TASK DETAILS —
Every record should be copied exactly, except that pictures are to be omitted.

---------- DATA TO USE

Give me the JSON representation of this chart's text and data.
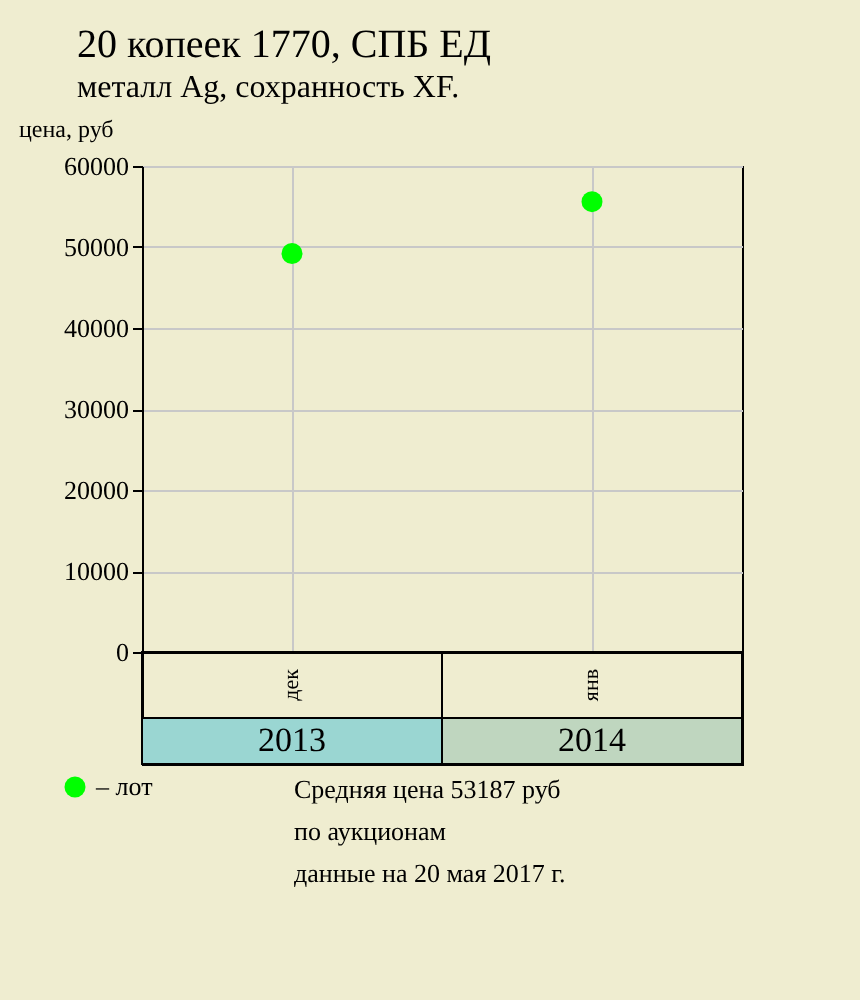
{
  "chart_data": {
    "type": "scatter",
    "title": "20 копеек 1770, СПБ ЕД",
    "subtitle": "металл Ag, сохранность XF.",
    "ylabel": "цена, руб",
    "categories": [
      "2013",
      "2014"
    ],
    "series": [
      {
        "name": "– лот",
        "color": "#00ff00",
        "values": [
          49200,
          55600
        ]
      }
    ],
    "ylim": [
      0,
      60000
    ],
    "yticks": [
      0,
      10000,
      20000,
      30000,
      40000,
      50000,
      60000
    ],
    "grid": true,
    "legend": "bottom left",
    "marker": "circle",
    "annotations": [
      "дек",
      "янв",
      "Средняя цена 53187 руб",
      "по аукционам",
      "данные на 20 мая 2017 г."
    ]
  }
}
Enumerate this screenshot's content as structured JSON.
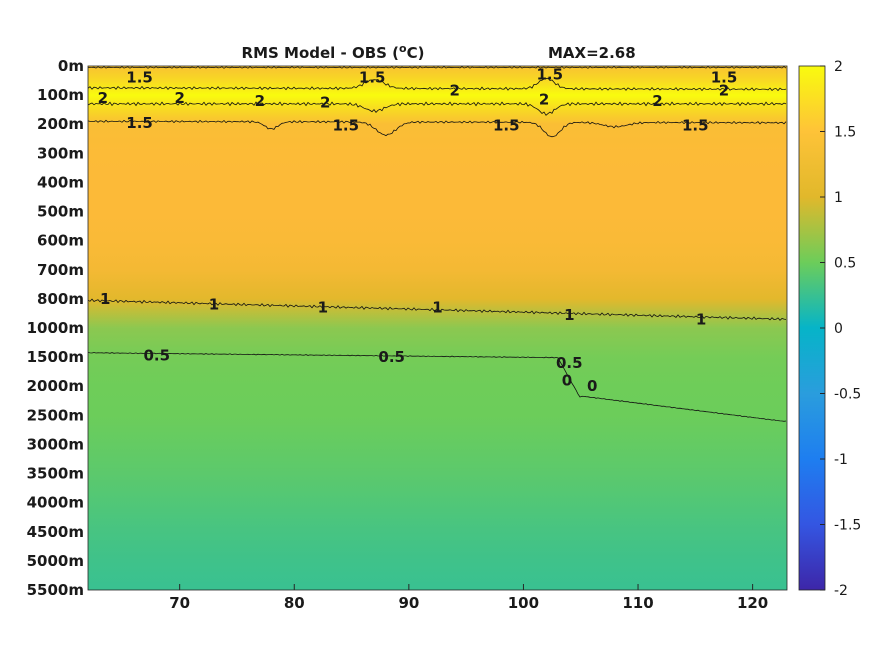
{
  "chart_data": {
    "type": "heatmap",
    "title": "RMS Model - OBS (",
    "title_sup": "o",
    "title_tail": "C)",
    "max_label": "MAX=2.68",
    "xlabel": "",
    "ylabel": "",
    "x_ticks": [
      70,
      80,
      90,
      100,
      110,
      120
    ],
    "xlim": [
      62,
      123
    ],
    "y_tick_labels": [
      "0m",
      "100m",
      "200m",
      "300m",
      "400m",
      "500m",
      "600m",
      "700m",
      "800m",
      "1000m",
      "1500m",
      "2000m",
      "2500m",
      "3000m",
      "3500m",
      "4000m",
      "4500m",
      "5000m",
      "5500m"
    ],
    "colorbar": {
      "ticks": [
        "2",
        "1.5",
        "1",
        "0.5",
        "0",
        "-0.5",
        "-1",
        "-1.5",
        "-2"
      ],
      "range": [
        -2,
        2
      ],
      "colormap": "parula"
    },
    "depth_profile_rms": [
      {
        "level": 0.0,
        "value": 1.55
      },
      {
        "level": 0.5,
        "value": 1.75
      },
      {
        "level": 1.0,
        "value": 2.15
      },
      {
        "level": 1.5,
        "value": 1.75
      },
      {
        "level": 2.0,
        "value": 1.45
      },
      {
        "level": 3.0,
        "value": 1.38
      },
      {
        "level": 4.0,
        "value": 1.36
      },
      {
        "level": 5.0,
        "value": 1.35
      },
      {
        "level": 6.0,
        "value": 1.33
      },
      {
        "level": 7.0,
        "value": 1.25
      },
      {
        "level": 8.0,
        "value": 1.02
      },
      {
        "level": 9.0,
        "value": 0.85
      },
      {
        "level": 10.0,
        "value": 0.6
      },
      {
        "level": 11.0,
        "value": 0.52
      },
      {
        "level": 12.0,
        "value": 0.5
      },
      {
        "level": 13.0,
        "value": 0.46
      },
      {
        "level": 14.0,
        "value": 0.42
      },
      {
        "level": 15.0,
        "value": 0.37
      },
      {
        "level": 16.0,
        "value": 0.32
      },
      {
        "level": 17.0,
        "value": 0.28
      },
      {
        "level": 18.0,
        "value": 0.25
      }
    ],
    "contour_labels": [
      {
        "text": "1.5",
        "x": 66.5,
        "level": 0.4
      },
      {
        "text": "1.5",
        "x": 86.8,
        "level": 0.4
      },
      {
        "text": "1.5",
        "x": 102.3,
        "level": 0.3
      },
      {
        "text": "1.5",
        "x": 117.5,
        "level": 0.4
      },
      {
        "text": "2",
        "x": 63.3,
        "level": 1.1
      },
      {
        "text": "2",
        "x": 70.0,
        "level": 1.1
      },
      {
        "text": "2",
        "x": 77.0,
        "level": 1.2
      },
      {
        "text": "2",
        "x": 82.7,
        "level": 1.25
      },
      {
        "text": "2",
        "x": 94.0,
        "level": 0.85
      },
      {
        "text": "2",
        "x": 101.8,
        "level": 1.15
      },
      {
        "text": "2",
        "x": 111.7,
        "level": 1.2
      },
      {
        "text": "2",
        "x": 117.5,
        "level": 0.85
      },
      {
        "text": "1.5",
        "x": 66.5,
        "level": 1.95
      },
      {
        "text": "1.5",
        "x": 84.5,
        "level": 2.05
      },
      {
        "text": "1.5",
        "x": 98.5,
        "level": 2.05
      },
      {
        "text": "1.5",
        "x": 115.0,
        "level": 2.05
      },
      {
        "text": "1",
        "x": 63.5,
        "level": 8.0
      },
      {
        "text": "1",
        "x": 73.0,
        "level": 8.2
      },
      {
        "text": "1",
        "x": 82.5,
        "level": 8.3
      },
      {
        "text": "1",
        "x": 92.5,
        "level": 8.3
      },
      {
        "text": "1",
        "x": 104.0,
        "level": 8.55
      },
      {
        "text": "1",
        "x": 115.5,
        "level": 8.7
      },
      {
        "text": "0.5",
        "x": 68.0,
        "level": 9.95
      },
      {
        "text": "0.5",
        "x": 88.5,
        "level": 10.0
      },
      {
        "text": "0.5",
        "x": 104.0,
        "level": 10.2
      },
      {
        "text": "0",
        "x": 103.8,
        "level": 10.8
      },
      {
        "text": "0",
        "x": 106.0,
        "level": 11.0
      }
    ]
  }
}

--------------------

FINISHED ANSWER —
Give me the JSON representation of this chart's text and data.
{
  "chart_data": {
    "type": "scatter",
    "title": "20 копеек 1770, СПБ ЕД",
    "subtitle": "металл Ag, сохранность XF.",
    "ylabel": "цена, руб",
    "categories": [
      "2013",
      "2014"
    ],
    "series": [
      {
        "name": "– лот",
        "color": "#00ff00",
        "values": [
          49200,
          55600
        ]
      }
    ],
    "ylim": [
      0,
      60000
    ],
    "yticks": [
      0,
      10000,
      20000,
      30000,
      40000,
      50000,
      60000
    ],
    "grid": true,
    "legend": "bottom left",
    "marker": "circle",
    "annotations": [
      "дек",
      "янв",
      "Средняя цена 53187 руб",
      "по аукционам",
      "данные на 20 мая 2017 г."
    ]
  }
}
Enumerate this screenshot's content as structured JSON.
{
  "chart_data": {
    "type": "heatmap",
    "title": "RMS Model - OBS (",
    "title_sup": "o",
    "title_tail": "C)",
    "max_label": "MAX=2.68",
    "xlabel": "",
    "ylabel": "",
    "x_ticks": [
      70,
      80,
      90,
      100,
      110,
      120
    ],
    "xlim": [
      62,
      123
    ],
    "y_tick_labels": [
      "0m",
      "100m",
      "200m",
      "300m",
      "400m",
      "500m",
      "600m",
      "700m",
      "800m",
      "1000m",
      "1500m",
      "2000m",
      "2500m",
      "3000m",
      "3500m",
      "4000m",
      "4500m",
      "5000m",
      "5500m"
    ],
    "colorbar": {
      "ticks": [
        "2",
        "1.5",
        "1",
        "0.5",
        "0",
        "-0.5",
        "-1",
        "-1.5",
        "-2"
      ],
      "range": [
        -2,
        2
      ],
      "colormap": "parula"
    },
    "depth_profile_rms": [
      {
        "level": 0.0,
        "value": 1.55
      },
      {
        "level": 0.5,
        "value": 1.75
      },
      {
        "level": 1.0,
        "value": 2.15
      },
      {
        "level": 1.5,
        "value": 1.75
      },
      {
        "level": 2.0,
        "value": 1.45
      },
      {
        "level": 3.0,
        "value": 1.38
      },
      {
        "level": 4.0,
        "value": 1.36
      },
      {
        "level": 5.0,
        "value": 1.35
      },
      {
        "level": 6.0,
        "value": 1.33
      },
      {
        "level": 7.0,
        "value": 1.25
      },
      {
        "level": 8.0,
        "value": 1.02
      },
      {
        "level": 9.0,
        "value": 0.85
      },
      {
        "level": 10.0,
        "value": 0.6
      },
      {
        "level": 11.0,
        "value": 0.52
      },
      {
        "level": 12.0,
        "value": 0.5
      },
      {
        "level": 13.0,
        "value": 0.46
      },
      {
        "level": 14.0,
        "value": 0.42
      },
      {
        "level": 15.0,
        "value": 0.37
      },
      {
        "level": 16.0,
        "value": 0.32
      },
      {
        "level": 17.0,
        "value": 0.28
      },
      {
        "level": 18.0,
        "value": 0.25
      }
    ],
    "contour_labels": [
      {
        "text": "1.5",
        "x": 66.5,
        "level": 0.4
      },
      {
        "text": "1.5",
        "x": 86.8,
        "level": 0.4
      },
      {
        "text": "1.5",
        "x": 102.3,
        "level": 0.3
      },
      {
        "text": "1.5",
        "x": 117.5,
        "level": 0.4
      },
      {
        "text": "2",
        "x": 63.3,
        "level": 1.1
      },
      {
        "text": "2",
        "x": 70.0,
        "level": 1.1
      },
      {
        "text": "2",
        "x": 77.0,
        "level": 1.2
      },
      {
        "text": "2",
        "x": 82.7,
        "level": 1.25
      },
      {
        "text": "2",
        "x": 94.0,
        "level": 0.85
      },
      {
        "text": "2",
        "x": 101.8,
        "level": 1.15
      },
      {
        "text": "2",
        "x": 111.7,
        "level": 1.2
      },
      {
        "text": "2",
        "x": 117.5,
        "level": 0.85
      },
      {
        "text": "1.5",
        "x": 66.5,
        "level": 1.95
      },
      {
        "text": "1.5",
        "x": 84.5,
        "level": 2.05
      },
      {
        "text": "1.5",
        "x": 98.5,
        "level": 2.05
      },
      {
        "text": "1.5",
        "x": 115.0,
        "level": 2.05
      },
      {
        "text": "1",
        "x": 63.5,
        "level": 8.0
      },
      {
        "text": "1",
        "x": 73.0,
        "level": 8.2
      },
      {
        "text": "1",
        "x": 82.5,
        "level": 8.3
      },
      {
        "text": "1",
        "x": 92.5,
        "level": 8.3
      },
      {
        "text": "1",
        "x": 104.0,
        "level": 8.55
      },
      {
        "text": "1",
        "x": 115.5,
        "level": 8.7
      },
      {
        "text": "0.5",
        "x": 68.0,
        "level": 9.95
      },
      {
        "text": "0.5",
        "x": 88.5,
        "level": 10.0
      },
      {
        "text": "0.5",
        "x": 104.0,
        "level": 10.2
      },
      {
        "text": "0",
        "x": 103.8,
        "level": 10.8
      },
      {
        "text": "0",
        "x": 106.0,
        "level": 11.0
      }
    ]
  }
}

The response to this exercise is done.